--- BEGIN ---

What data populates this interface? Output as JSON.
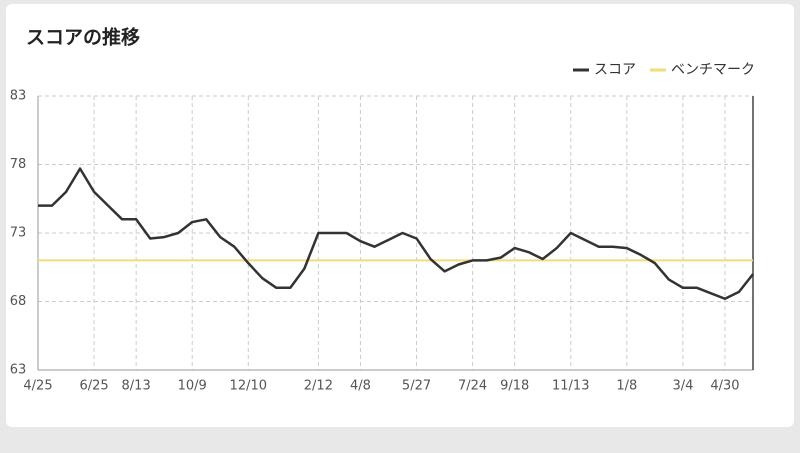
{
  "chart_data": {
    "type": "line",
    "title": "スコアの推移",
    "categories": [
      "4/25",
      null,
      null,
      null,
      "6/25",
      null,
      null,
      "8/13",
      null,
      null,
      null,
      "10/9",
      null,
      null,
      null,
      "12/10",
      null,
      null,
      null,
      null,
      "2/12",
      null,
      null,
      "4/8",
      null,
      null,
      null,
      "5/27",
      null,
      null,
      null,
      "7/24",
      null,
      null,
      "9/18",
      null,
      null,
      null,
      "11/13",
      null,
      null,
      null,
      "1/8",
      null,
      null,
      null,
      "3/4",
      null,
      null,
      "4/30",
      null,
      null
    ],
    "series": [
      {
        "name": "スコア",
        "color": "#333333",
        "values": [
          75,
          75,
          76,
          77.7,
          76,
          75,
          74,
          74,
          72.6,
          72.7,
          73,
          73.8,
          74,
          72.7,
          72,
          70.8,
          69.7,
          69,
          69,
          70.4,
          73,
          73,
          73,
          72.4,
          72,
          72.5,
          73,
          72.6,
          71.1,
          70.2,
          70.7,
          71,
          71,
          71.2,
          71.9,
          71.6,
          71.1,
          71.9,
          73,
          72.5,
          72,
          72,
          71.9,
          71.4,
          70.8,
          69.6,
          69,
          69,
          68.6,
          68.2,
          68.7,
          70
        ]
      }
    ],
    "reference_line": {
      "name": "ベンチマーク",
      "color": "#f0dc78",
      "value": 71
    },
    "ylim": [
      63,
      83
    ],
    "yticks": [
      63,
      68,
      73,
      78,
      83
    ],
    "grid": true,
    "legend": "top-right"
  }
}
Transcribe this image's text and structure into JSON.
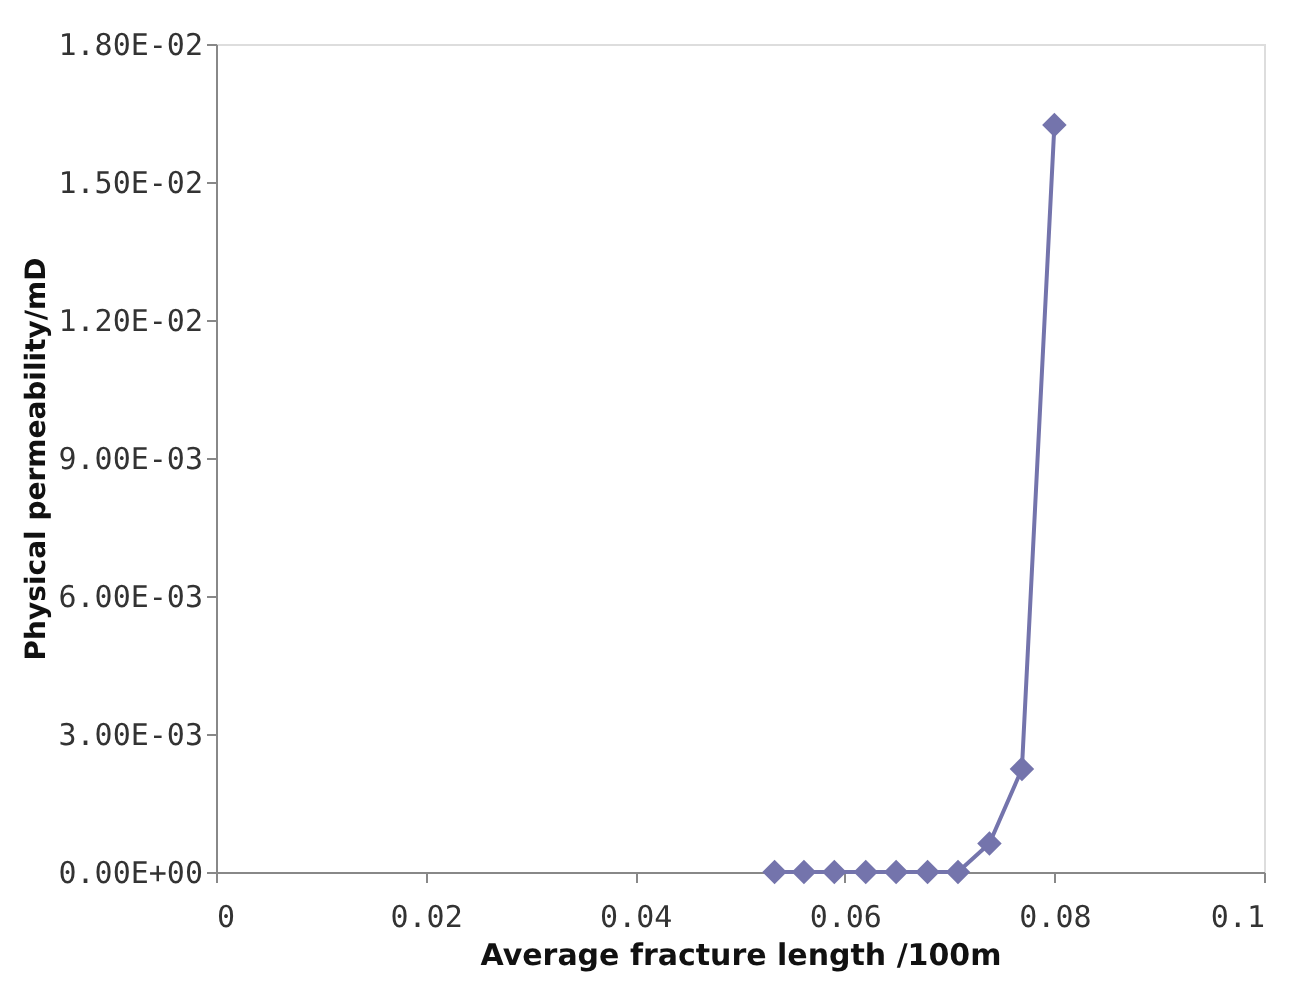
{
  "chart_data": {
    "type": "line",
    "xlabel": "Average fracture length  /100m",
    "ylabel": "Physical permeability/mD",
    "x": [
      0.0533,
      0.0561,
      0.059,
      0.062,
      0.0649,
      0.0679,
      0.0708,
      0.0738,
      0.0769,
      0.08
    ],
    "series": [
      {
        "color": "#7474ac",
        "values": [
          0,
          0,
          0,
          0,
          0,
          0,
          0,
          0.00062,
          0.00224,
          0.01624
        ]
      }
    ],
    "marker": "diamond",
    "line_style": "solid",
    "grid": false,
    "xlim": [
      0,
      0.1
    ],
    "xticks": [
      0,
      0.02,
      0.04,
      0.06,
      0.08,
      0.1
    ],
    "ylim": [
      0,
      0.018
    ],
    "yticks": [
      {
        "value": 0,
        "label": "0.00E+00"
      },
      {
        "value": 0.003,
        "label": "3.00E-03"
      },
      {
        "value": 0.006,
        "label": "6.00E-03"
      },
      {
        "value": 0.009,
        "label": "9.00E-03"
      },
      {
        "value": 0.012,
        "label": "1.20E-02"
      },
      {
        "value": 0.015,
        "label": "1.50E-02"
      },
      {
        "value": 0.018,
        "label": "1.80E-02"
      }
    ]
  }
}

--- END ---

Retype the whole listing, keeping every line identical and omitting all pictures.

### Result of this exercise
What data populates this interface? Output as JSON.
{
  "chart_data": {
    "type": "line",
    "title": "スコアの推移",
    "categories": [
      "4/25",
      null,
      null,
      null,
      "6/25",
      null,
      null,
      "8/13",
      null,
      null,
      null,
      "10/9",
      null,
      null,
      null,
      "12/10",
      null,
      null,
      null,
      null,
      "2/12",
      null,
      null,
      "4/8",
      null,
      null,
      null,
      "5/27",
      null,
      null,
      null,
      "7/24",
      null,
      null,
      "9/18",
      null,
      null,
      null,
      "11/13",
      null,
      null,
      null,
      "1/8",
      null,
      null,
      null,
      "3/4",
      null,
      null,
      "4/30",
      null,
      null
    ],
    "series": [
      {
        "name": "スコア",
        "color": "#333333",
        "values": [
          75,
          75,
          76,
          77.7,
          76,
          75,
          74,
          74,
          72.6,
          72.7,
          73,
          73.8,
          74,
          72.7,
          72,
          70.8,
          69.7,
          69,
          69,
          70.4,
          73,
          73,
          73,
          72.4,
          72,
          72.5,
          73,
          72.6,
          71.1,
          70.2,
          70.7,
          71,
          71,
          71.2,
          71.9,
          71.6,
          71.1,
          71.9,
          73,
          72.5,
          72,
          72,
          71.9,
          71.4,
          70.8,
          69.6,
          69,
          69,
          68.6,
          68.2,
          68.7,
          70
        ]
      }
    ],
    "reference_line": {
      "name": "ベンチマーク",
      "color": "#f0dc78",
      "value": 71
    },
    "ylim": [
      63,
      83
    ],
    "yticks": [
      63,
      68,
      73,
      78,
      83
    ],
    "grid": true,
    "legend": "top-right"
  }
}
Transcribe this image's text and structure into JSON.
{
  "chart_data": {
    "type": "line",
    "xlabel": "Average fracture length  /100m",
    "ylabel": "Physical permeability/mD",
    "x": [
      0.0533,
      0.0561,
      0.059,
      0.062,
      0.0649,
      0.0679,
      0.0708,
      0.0738,
      0.0769,
      0.08
    ],
    "series": [
      {
        "color": "#7474ac",
        "values": [
          0,
          0,
          0,
          0,
          0,
          0,
          0,
          0.00062,
          0.00224,
          0.01624
        ]
      }
    ],
    "marker": "diamond",
    "line_style": "solid",
    "grid": false,
    "xlim": [
      0,
      0.1
    ],
    "xticks": [
      0,
      0.02,
      0.04,
      0.06,
      0.08,
      0.1
    ],
    "ylim": [
      0,
      0.018
    ],
    "yticks": [
      {
        "value": 0,
        "label": "0.00E+00"
      },
      {
        "value": 0.003,
        "label": "3.00E-03"
      },
      {
        "value": 0.006,
        "label": "6.00E-03"
      },
      {
        "value": 0.009,
        "label": "9.00E-03"
      },
      {
        "value": 0.012,
        "label": "1.20E-02"
      },
      {
        "value": 0.015,
        "label": "1.50E-02"
      },
      {
        "value": 0.018,
        "label": "1.80E-02"
      }
    ]
  }
}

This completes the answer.